## Data for this exercise
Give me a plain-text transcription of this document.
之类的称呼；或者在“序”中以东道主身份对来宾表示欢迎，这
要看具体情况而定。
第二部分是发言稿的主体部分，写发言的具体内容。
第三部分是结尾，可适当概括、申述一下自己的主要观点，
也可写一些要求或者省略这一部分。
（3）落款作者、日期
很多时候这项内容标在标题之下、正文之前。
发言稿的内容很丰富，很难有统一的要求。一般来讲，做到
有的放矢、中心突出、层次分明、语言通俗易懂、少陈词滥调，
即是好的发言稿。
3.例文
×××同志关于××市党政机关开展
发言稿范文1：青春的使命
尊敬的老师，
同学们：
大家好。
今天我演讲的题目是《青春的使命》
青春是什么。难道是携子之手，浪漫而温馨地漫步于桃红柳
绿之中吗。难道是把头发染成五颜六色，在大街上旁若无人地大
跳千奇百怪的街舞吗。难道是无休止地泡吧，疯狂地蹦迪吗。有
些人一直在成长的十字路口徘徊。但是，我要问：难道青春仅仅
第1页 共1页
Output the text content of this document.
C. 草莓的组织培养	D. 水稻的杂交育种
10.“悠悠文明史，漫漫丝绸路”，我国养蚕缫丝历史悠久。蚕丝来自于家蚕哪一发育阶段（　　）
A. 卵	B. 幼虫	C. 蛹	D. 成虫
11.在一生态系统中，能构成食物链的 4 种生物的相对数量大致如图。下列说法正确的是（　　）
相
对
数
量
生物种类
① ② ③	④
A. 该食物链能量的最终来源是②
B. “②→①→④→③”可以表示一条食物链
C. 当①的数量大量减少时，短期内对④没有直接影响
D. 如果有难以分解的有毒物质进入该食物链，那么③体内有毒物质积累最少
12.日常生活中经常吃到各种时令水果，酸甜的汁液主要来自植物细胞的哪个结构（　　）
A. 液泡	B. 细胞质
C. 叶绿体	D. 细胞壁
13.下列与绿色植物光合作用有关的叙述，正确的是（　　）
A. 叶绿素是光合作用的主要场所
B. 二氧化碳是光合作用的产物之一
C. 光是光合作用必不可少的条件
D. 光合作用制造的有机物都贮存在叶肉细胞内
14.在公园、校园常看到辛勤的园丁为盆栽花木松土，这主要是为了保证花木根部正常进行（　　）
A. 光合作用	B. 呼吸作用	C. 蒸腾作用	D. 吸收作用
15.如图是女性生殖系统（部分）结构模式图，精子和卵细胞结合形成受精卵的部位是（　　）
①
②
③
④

## What is required
Each entry is to be returned in full, character for character.

## Written response
Give me a plain-text transcription of this document.
之类的称呼；或者在“序”中以东道主身份对来宾表示欢迎，这
要看具体情况而定。
第二部分是发言稿的主体部分，写发言的具体内容。
第三部分是结尾，可适当概括、申述一下自己的主要观点，
也可写一些要求或者省略这一部分。
（3）落款作者、日期
很多时候这项内容标在标题之下、正文之前。
发言稿的内容很丰富，很难有统一的要求。一般来讲，做到
有的放矢、中心突出、层次分明、语言通俗易懂、少陈词滥调，
即是好的发言稿。
3.例文
×××同志关于××市党政机关开展
发言稿范文1：青春的使命
尊敬的老师，
同学们：
大家好。
今天我演讲的题目是《青春的使命》
青春是什么。难道是携子之手，浪漫而温馨地漫步于桃红柳
绿之中吗。难道是把头发染成五颜六色，在大街上旁若无人地大
跳千奇百怪的街舞吗。难道是无休止地泡吧，疯狂地蹦迪吗。有
些人一直在成长的十字路口徘徊。但是，我要问：难道青春仅仅
第1页 共1页
Output the text content of this document.
C. 草莓的组织培养	D. 水稻的杂交育种
10.“悠悠文明史，漫漫丝绸路”，我国养蚕缫丝历史悠久。蚕丝来自于家蚕哪一发育阶段（　　）
A. 卵	B. 幼虫	C. 蛹	D. 成虫
11.在一生态系统中，能构成食物链的 4 种生物的相对数量大致如图。下列说法正确的是（　　）
相
对
数
量
生物种类
① ② ③	④
A. 该食物链能量的最终来源是②
B. “②→①→④→③”可以表示一条食物链
C. 当①的数量大量减少时，短期内对④没有直接影响
D. 如果有难以分解的有毒物质进入该食物链，那么③体内有毒物质积累最少
12.日常生活中经常吃到各种时令水果，酸甜的汁液主要来自植物细胞的哪个结构（　　）
A. 液泡	B. 细胞质
C. 叶绿体	D. 细胞壁
13.下列与绿色植物光合作用有关的叙述，正确的是（　　）
A. 叶绿素是光合作用的主要场所
B. 二氧化碳是光合作用的产物之一
C. 光是光合作用必不可少的条件
D. 光合作用制造的有机物都贮存在叶肉细胞内
14.在公园、校园常看到辛勤的园丁为盆栽花木松土，这主要是为了保证花木根部正常进行（　　）
A. 光合作用	B. 呼吸作用	C. 蒸腾作用	D. 吸收作用
15.如图是女性生殖系统（部分）结构模式图，精子和卵细胞结合形成受精卵的部位是（　　）
①
②
③
④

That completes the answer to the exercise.